## Problem description
From the data below, tally each line that has "sink" in it, then give that tally without comment.

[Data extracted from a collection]
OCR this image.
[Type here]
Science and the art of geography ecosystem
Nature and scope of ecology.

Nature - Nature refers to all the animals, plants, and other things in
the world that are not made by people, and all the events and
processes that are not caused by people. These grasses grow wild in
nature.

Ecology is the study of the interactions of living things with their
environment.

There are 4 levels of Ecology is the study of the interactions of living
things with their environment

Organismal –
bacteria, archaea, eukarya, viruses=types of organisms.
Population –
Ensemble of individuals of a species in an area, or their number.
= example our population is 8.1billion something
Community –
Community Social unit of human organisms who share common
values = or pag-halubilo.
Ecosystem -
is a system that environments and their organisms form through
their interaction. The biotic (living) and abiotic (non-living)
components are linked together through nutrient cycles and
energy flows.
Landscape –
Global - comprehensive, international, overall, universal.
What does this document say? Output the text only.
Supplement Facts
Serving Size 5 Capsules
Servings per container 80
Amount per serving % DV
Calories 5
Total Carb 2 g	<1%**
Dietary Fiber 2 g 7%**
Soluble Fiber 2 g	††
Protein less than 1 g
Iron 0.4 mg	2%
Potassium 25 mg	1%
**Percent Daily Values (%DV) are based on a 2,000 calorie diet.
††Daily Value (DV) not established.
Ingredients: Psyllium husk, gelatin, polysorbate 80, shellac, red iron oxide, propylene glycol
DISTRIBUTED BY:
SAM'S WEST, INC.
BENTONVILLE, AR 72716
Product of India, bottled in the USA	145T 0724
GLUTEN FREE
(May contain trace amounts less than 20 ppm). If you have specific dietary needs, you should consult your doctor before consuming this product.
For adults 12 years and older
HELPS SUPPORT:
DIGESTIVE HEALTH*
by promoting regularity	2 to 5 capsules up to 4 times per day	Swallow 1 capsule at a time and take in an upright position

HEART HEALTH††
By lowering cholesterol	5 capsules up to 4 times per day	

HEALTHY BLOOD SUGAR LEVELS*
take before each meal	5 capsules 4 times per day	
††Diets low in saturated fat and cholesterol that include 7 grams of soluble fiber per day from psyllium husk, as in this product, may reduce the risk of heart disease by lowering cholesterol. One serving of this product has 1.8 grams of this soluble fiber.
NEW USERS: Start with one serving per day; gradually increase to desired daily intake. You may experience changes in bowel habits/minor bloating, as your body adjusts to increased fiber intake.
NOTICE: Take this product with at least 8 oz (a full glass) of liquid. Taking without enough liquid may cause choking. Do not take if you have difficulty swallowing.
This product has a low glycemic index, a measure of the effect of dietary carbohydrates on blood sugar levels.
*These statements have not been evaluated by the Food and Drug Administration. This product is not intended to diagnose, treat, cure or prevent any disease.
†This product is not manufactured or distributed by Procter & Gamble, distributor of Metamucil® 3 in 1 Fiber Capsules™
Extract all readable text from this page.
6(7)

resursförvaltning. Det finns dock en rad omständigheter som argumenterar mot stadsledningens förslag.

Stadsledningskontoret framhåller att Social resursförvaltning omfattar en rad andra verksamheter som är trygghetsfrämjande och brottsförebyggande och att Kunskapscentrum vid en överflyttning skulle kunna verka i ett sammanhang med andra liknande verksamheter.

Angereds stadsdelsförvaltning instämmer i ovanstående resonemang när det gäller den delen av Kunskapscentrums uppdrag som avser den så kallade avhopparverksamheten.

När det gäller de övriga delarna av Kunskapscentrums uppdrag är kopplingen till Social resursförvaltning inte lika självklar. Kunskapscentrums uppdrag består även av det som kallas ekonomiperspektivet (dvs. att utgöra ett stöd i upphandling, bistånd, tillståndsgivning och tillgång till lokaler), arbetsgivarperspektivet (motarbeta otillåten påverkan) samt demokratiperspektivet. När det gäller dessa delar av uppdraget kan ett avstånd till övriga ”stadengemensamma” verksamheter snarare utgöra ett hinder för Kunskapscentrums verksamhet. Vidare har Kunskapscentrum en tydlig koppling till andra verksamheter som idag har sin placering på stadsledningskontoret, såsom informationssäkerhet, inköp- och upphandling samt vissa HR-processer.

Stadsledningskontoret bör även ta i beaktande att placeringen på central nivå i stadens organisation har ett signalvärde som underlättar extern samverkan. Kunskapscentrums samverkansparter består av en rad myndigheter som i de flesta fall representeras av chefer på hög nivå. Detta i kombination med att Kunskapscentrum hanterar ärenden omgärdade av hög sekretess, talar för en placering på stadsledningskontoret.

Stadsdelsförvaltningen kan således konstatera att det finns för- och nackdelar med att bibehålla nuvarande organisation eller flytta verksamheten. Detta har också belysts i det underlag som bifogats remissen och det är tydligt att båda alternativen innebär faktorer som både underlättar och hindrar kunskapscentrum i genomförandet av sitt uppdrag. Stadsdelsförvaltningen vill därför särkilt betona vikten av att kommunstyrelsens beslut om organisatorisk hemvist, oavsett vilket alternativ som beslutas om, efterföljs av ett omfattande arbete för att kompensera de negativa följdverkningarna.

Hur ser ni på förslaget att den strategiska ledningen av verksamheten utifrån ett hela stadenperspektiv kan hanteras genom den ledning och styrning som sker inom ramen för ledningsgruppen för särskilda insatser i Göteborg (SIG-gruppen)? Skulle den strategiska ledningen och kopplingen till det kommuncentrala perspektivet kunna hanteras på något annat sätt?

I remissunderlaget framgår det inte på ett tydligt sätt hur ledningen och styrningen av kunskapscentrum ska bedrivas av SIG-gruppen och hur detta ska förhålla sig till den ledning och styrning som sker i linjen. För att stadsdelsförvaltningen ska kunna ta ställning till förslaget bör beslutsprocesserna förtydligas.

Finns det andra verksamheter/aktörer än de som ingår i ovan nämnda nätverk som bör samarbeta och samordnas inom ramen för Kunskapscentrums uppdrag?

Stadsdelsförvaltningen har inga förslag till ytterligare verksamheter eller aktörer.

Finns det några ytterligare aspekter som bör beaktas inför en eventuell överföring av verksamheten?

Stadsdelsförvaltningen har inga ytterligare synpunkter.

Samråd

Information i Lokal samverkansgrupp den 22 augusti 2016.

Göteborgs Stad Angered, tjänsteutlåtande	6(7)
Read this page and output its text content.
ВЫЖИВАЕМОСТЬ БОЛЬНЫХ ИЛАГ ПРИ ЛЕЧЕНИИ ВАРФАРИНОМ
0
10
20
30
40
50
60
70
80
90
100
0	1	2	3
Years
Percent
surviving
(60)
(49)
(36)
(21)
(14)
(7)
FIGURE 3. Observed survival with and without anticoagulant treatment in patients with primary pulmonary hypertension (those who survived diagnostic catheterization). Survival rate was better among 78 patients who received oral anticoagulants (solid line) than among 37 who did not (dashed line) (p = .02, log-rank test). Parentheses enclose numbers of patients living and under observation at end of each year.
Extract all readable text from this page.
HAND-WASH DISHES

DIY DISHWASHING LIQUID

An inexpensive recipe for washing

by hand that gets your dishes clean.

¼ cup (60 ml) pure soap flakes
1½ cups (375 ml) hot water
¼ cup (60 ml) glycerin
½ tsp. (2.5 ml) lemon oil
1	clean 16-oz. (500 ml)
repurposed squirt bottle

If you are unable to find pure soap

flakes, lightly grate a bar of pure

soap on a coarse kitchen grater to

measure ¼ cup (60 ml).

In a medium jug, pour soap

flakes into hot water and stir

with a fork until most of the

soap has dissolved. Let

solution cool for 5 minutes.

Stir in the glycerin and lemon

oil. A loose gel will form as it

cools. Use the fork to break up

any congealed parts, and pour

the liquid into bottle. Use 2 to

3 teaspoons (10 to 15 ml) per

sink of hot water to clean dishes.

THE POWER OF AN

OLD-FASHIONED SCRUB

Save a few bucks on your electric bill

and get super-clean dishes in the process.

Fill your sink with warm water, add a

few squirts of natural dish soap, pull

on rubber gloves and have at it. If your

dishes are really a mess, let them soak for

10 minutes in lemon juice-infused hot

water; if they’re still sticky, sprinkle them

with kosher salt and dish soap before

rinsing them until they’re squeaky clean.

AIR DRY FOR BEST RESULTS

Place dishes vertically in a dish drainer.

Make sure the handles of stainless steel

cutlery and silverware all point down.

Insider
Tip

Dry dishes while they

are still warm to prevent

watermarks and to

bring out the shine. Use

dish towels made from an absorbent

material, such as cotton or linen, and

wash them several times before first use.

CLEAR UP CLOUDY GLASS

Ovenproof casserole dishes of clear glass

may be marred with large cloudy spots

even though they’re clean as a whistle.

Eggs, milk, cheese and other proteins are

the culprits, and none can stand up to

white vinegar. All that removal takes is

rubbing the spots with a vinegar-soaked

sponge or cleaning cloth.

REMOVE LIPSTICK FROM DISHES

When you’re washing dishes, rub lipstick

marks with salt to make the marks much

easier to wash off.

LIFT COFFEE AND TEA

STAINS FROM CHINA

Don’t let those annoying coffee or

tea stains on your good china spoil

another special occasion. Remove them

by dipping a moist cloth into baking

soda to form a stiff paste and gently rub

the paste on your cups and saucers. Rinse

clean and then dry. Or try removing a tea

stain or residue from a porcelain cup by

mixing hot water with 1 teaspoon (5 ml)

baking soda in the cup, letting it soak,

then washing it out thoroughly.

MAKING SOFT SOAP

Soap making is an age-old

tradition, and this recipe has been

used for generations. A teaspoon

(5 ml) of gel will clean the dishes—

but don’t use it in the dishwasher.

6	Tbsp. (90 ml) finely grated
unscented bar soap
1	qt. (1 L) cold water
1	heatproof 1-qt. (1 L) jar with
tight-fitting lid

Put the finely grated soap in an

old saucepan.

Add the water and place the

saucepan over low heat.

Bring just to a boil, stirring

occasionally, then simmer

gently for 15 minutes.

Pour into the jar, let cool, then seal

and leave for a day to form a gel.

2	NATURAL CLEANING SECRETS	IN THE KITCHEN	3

## Answer box
2